-- Job --
Give the listing again exactly, omitting its images.

[Recorded data]
_ _ _
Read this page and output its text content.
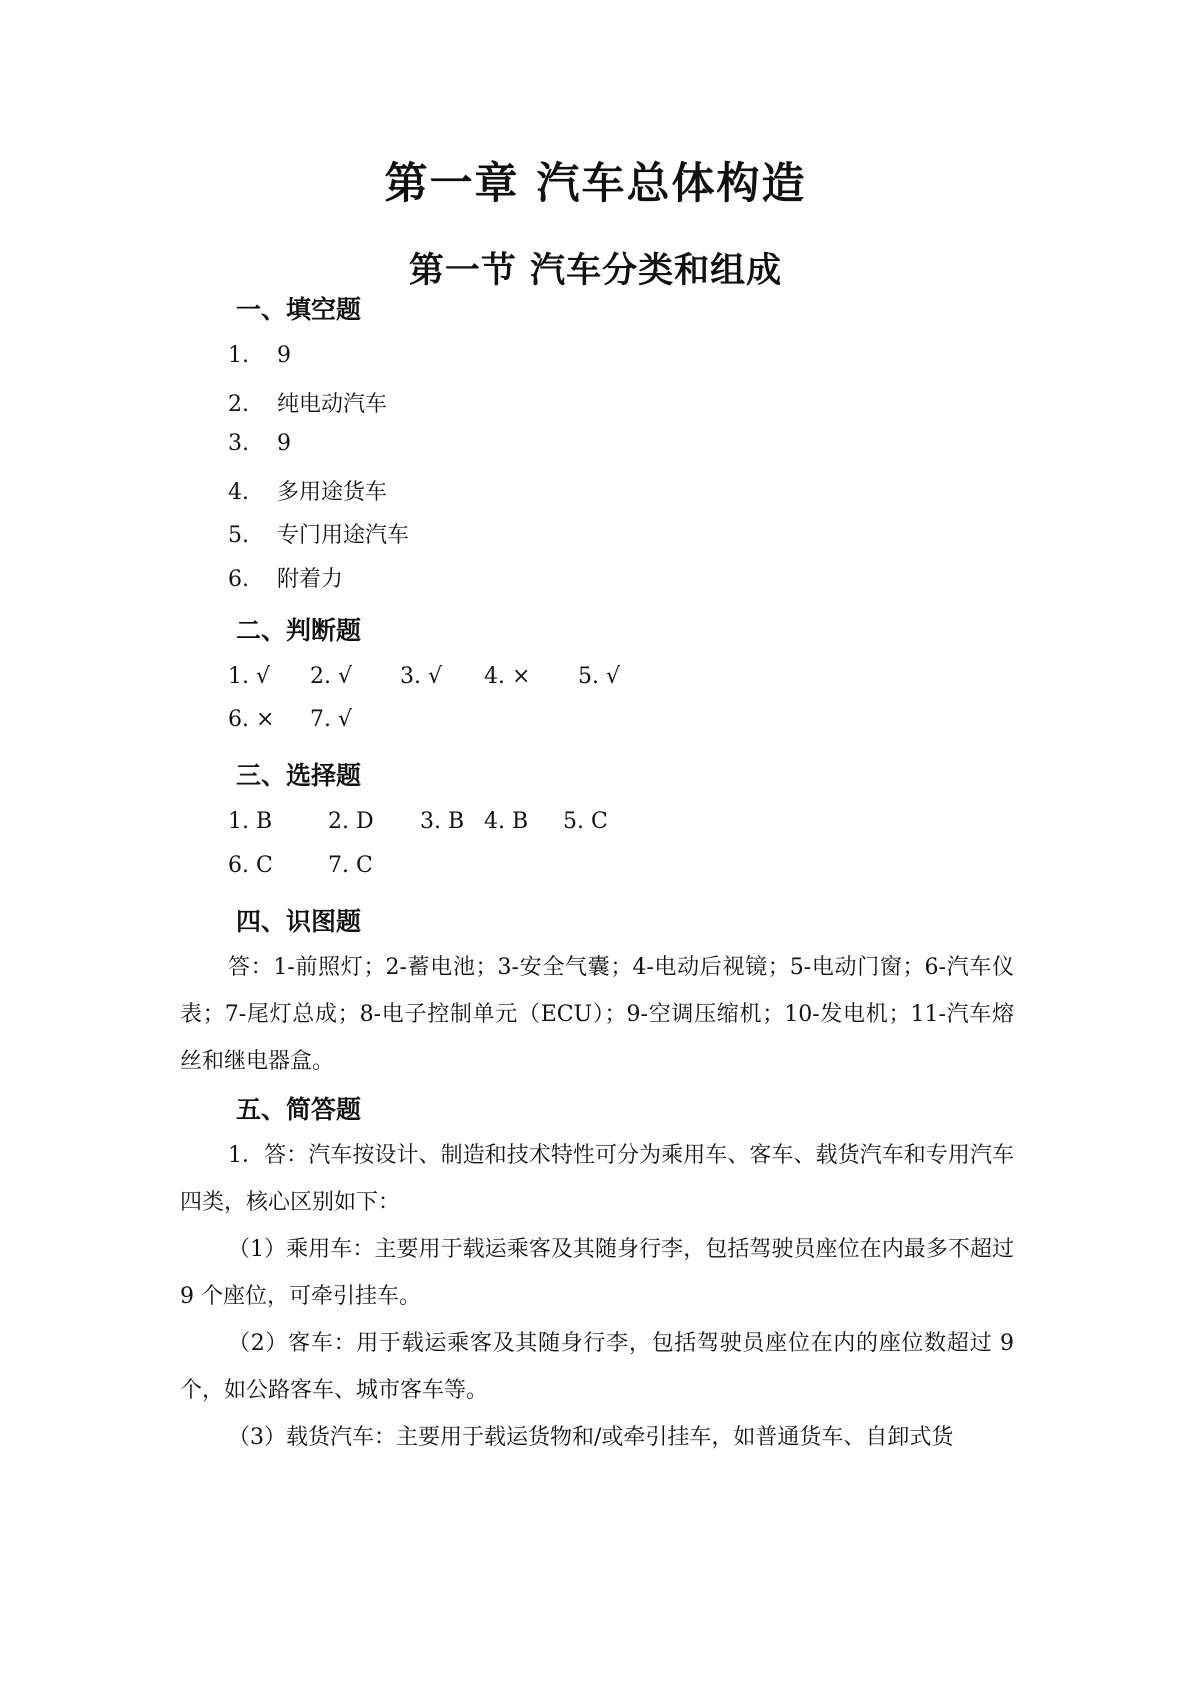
第一章 汽车总体构造
第一节 汽车分类和组成
一、填空题
1. 9
2. 纯电动汽车
3. 9
4. 多用途货车
5. 专门用途汽车
6. 附着力
二、判断题
1. √ 2. √ 3. √ 4. × 5. √
6. × 7. √
三、选择题
1. B	2. D 3. B 4. B 5. C
6. C	7. C
四、识图题
答：1-前照灯；2-蓄电池；3-安全气囊；4-电动后视镜；5-电动门窗；6-汽车仪表；7-尾灯总成；8-电子控制单元（ECU）；9-空调压缩机；10-发电机；11-汽车熔丝和继电器盒。
五、简答题
1．答：汽车按设计、制造和技术特性可分为乘用车、客车、载货汽车和专用汽车四类，核心区别如下：
（1）乘用车：主要用于载运乘客及其随身行李，包括驾驶员座位在内最多不超过 9 个座位，可牵引挂车。
（2）客车：用于载运乘客及其随身行李，包括驾驶员座位在内的座位数超过 9 个，如公路客车、城市客车等。
（3）载货汽车：主要用于载运货物和/或牵引挂车，如普通货车、自卸式货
_ _ _
-- Task result --
Read this page and output its text content.
第一章 汽车总体构造
第一节 汽车分类和组成
一、填空题
1. 9
2. 纯电动汽车
3. 9
4. 多用途货车
5. 专门用途汽车
6. 附着力
二、判断题
1. √ 2. √ 3. √ 4. × 5. √
6. × 7. √
三、选择题
1. B	2. D 3. B 4. B 5. C
6. C	7. C
四、识图题
答：1-前照灯；2-蓄电池；3-安全气囊；4-电动后视镜；5-电动门窗；6-汽车仪表；7-尾灯总成；8-电子控制单元（ECU）；9-空调压缩机；10-发电机；11-汽车熔丝和继电器盒。
五、简答题
1．答：汽车按设计、制造和技术特性可分为乘用车、客车、载货汽车和专用汽车四类，核心区别如下：
（1）乘用车：主要用于载运乘客及其随身行李，包括驾驶员座位在内最多不超过 9 个座位，可牵引挂车。
（2）客车：用于载运乘客及其随身行李，包括驾驶员座位在内的座位数超过 9 个，如公路客车、城市客车等。
（3）载货汽车：主要用于载运货物和/或牵引挂车，如普通货车、自卸式货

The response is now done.